- **Direction**:
Output the full listing word for word.

Extracted data entries:

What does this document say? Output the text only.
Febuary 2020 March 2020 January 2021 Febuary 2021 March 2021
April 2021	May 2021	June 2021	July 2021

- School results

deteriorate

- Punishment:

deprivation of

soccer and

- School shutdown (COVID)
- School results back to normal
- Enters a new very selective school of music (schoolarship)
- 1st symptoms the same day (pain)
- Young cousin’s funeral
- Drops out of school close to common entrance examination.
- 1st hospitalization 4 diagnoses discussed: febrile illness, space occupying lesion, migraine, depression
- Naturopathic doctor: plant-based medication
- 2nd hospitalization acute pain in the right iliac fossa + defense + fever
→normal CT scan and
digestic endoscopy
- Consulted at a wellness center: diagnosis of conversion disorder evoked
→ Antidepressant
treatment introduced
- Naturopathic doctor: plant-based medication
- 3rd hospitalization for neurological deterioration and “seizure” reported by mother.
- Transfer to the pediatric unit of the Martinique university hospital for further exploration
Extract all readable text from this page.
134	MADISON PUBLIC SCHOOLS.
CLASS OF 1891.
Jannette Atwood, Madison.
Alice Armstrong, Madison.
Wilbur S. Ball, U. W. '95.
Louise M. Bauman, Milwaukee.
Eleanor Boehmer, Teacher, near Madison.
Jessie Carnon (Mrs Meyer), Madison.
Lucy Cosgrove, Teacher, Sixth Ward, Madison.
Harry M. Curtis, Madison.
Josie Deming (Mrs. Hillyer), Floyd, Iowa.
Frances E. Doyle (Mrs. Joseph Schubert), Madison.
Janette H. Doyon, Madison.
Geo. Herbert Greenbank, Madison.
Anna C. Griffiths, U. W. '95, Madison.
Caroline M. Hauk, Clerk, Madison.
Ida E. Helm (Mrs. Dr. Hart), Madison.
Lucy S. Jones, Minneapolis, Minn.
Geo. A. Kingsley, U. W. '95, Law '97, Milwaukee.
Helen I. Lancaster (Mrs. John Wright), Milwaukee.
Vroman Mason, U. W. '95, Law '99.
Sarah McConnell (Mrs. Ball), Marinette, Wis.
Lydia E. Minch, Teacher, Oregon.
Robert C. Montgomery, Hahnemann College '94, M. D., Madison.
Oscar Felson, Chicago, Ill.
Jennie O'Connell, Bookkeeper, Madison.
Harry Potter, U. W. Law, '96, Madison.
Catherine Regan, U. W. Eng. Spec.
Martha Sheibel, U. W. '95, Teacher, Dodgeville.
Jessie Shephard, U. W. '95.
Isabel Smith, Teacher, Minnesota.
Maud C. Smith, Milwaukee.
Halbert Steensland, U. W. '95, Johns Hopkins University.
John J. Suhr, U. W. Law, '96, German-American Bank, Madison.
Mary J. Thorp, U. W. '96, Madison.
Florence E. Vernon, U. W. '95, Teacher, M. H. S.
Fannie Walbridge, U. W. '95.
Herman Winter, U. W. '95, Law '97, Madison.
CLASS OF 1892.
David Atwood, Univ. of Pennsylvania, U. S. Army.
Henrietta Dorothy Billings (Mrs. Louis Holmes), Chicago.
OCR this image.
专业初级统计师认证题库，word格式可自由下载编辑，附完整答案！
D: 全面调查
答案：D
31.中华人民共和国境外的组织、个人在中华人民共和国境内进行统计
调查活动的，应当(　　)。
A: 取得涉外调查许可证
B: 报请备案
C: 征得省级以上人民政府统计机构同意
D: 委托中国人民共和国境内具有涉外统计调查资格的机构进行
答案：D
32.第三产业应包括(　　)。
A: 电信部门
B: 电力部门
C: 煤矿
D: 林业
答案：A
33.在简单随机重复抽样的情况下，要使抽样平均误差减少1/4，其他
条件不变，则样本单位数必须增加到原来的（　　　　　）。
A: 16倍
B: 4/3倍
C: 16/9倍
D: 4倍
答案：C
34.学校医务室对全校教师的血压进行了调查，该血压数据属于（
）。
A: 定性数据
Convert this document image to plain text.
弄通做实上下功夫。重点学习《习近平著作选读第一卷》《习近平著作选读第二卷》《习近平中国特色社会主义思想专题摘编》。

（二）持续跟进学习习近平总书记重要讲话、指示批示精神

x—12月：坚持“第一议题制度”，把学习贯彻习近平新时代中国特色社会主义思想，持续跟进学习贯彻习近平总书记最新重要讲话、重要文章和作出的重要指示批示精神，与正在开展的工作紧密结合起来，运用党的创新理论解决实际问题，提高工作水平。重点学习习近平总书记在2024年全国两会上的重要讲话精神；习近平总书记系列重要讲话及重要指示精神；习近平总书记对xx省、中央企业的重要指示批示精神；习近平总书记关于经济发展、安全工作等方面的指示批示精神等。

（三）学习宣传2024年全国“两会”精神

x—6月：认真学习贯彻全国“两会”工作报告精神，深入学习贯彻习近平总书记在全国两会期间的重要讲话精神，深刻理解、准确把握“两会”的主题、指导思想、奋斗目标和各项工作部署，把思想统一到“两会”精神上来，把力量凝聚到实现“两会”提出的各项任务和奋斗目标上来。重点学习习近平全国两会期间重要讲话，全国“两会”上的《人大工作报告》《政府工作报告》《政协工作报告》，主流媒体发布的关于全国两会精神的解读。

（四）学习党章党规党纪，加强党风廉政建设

- **Result of this task**:
What does this document say? Output the text only.
Febuary 2020 March 2020 January 2021 Febuary 2021 March 2021
April 2021	May 2021	June 2021	July 2021

- School results

deteriorate

- Punishment:

deprivation of

soccer and

- School shutdown (COVID)
- School results back to normal
- Enters a new very selective school of music (schoolarship)
- 1st symptoms the same day (pain)
- Young cousin’s funeral
- Drops out of school close to common entrance examination.
- 1st hospitalization 4 diagnoses discussed: febrile illness, space occupying lesion, migraine, depression
- Naturopathic doctor: plant-based medication
- 2nd hospitalization acute pain in the right iliac fossa + defense + fever
→normal CT scan and
digestic endoscopy
- Consulted at a wellness center: diagnosis of conversion disorder evoked
→ Antidepressant
treatment introduced
- Naturopathic doctor: plant-based medication
- 3rd hospitalization for neurological deterioration and “seizure” reported by mother.
- Transfer to the pediatric unit of the Martinique university hospital for further exploration
Extract all readable text from this page.
134	MADISON PUBLIC SCHOOLS.
CLASS OF 1891.
Jannette Atwood, Madison.
Alice Armstrong, Madison.
Wilbur S. Ball, U. W. '95.
Louise M. Bauman, Milwaukee.
Eleanor Boehmer, Teacher, near Madison.
Jessie Carnon (Mrs Meyer), Madison.
Lucy Cosgrove, Teacher, Sixth Ward, Madison.
Harry M. Curtis, Madison.
Josie Deming (Mrs. Hillyer), Floyd, Iowa.
Frances E. Doyle (Mrs. Joseph Schubert), Madison.
Janette H. Doyon, Madison.
Geo. Herbert Greenbank, Madison.
Anna C. Griffiths, U. W. '95, Madison.
Caroline M. Hauk, Clerk, Madison.
Ida E. Helm (Mrs. Dr. Hart), Madison.
Lucy S. Jones, Minneapolis, Minn.
Geo. A. Kingsley, U. W. '95, Law '97, Milwaukee.
Helen I. Lancaster (Mrs. John Wright), Milwaukee.
Vroman Mason, U. W. '95, Law '99.
Sarah McConnell (Mrs. Ball), Marinette, Wis.
Lydia E. Minch, Teacher, Oregon.
Robert C. Montgomery, Hahnemann College '94, M. D., Madison.
Oscar Felson, Chicago, Ill.
Jennie O'Connell, Bookkeeper, Madison.
Harry Potter, U. W. Law, '96, Madison.
Catherine Regan, U. W. Eng. Spec.
Martha Sheibel, U. W. '95, Teacher, Dodgeville.
Jessie Shephard, U. W. '95.
Isabel Smith, Teacher, Minnesota.
Maud C. Smith, Milwaukee.
Halbert Steensland, U. W. '95, Johns Hopkins University.
John J. Suhr, U. W. Law, '96, German-American Bank, Madison.
Mary J. Thorp, U. W. '96, Madison.
Florence E. Vernon, U. W. '95, Teacher, M. H. S.
Fannie Walbridge, U. W. '95.
Herman Winter, U. W. '95, Law '97, Madison.
CLASS OF 1892.
David Atwood, Univ. of Pennsylvania, U. S. Army.
Henrietta Dorothy Billings (Mrs. Louis Holmes), Chicago.
OCR this image.
专业初级统计师认证题库，word格式可自由下载编辑，附完整答案！
D: 全面调查
答案：D
31.中华人民共和国境外的组织、个人在中华人民共和国境内进行统计
调查活动的，应当(　　)。
A: 取得涉外调查许可证
B: 报请备案
C: 征得省级以上人民政府统计机构同意
D: 委托中国人民共和国境内具有涉外统计调查资格的机构进行
答案：D
32.第三产业应包括(　　)。
A: 电信部门
B: 电力部门
C: 煤矿
D: 林业
答案：A
33.在简单随机重复抽样的情况下，要使抽样平均误差减少1/4，其他
条件不变，则样本单位数必须增加到原来的（　　　　　）。
A: 16倍
B: 4/3倍
C: 16/9倍
D: 4倍
答案：C
34.学校医务室对全校教师的血压进行了调查，该血压数据属于（
）。
A: 定性数据
Convert this document image to plain text.
弄通做实上下功夫。重点学习《习近平著作选读第一卷》《习近平著作选读第二卷》《习近平中国特色社会主义思想专题摘编》。

（二）持续跟进学习习近平总书记重要讲话、指示批示精神

x—12月：坚持“第一议题制度”，把学习贯彻习近平新时代中国特色社会主义思想，持续跟进学习贯彻习近平总书记最新重要讲话、重要文章和作出的重要指示批示精神，与正在开展的工作紧密结合起来，运用党的创新理论解决实际问题，提高工作水平。重点学习习近平总书记在2024年全国两会上的重要讲话精神；习近平总书记系列重要讲话及重要指示精神；习近平总书记对xx省、中央企业的重要指示批示精神；习近平总书记关于经济发展、安全工作等方面的指示批示精神等。

（三）学习宣传2024年全国“两会”精神

x—6月：认真学习贯彻全国“两会”工作报告精神，深入学习贯彻习近平总书记在全国两会期间的重要讲话精神，深刻理解、准确把握“两会”的主题、指导思想、奋斗目标和各项工作部署，把思想统一到“两会”精神上来，把力量凝聚到实现“两会”提出的各项任务和奋斗目标上来。重点学习习近平全国两会期间重要讲话，全国“两会”上的《人大工作报告》《政府工作报告》《政协工作报告》，主流媒体发布的关于全国两会精神的解读。

（四）学习党章党规党纪，加强党风廉政建设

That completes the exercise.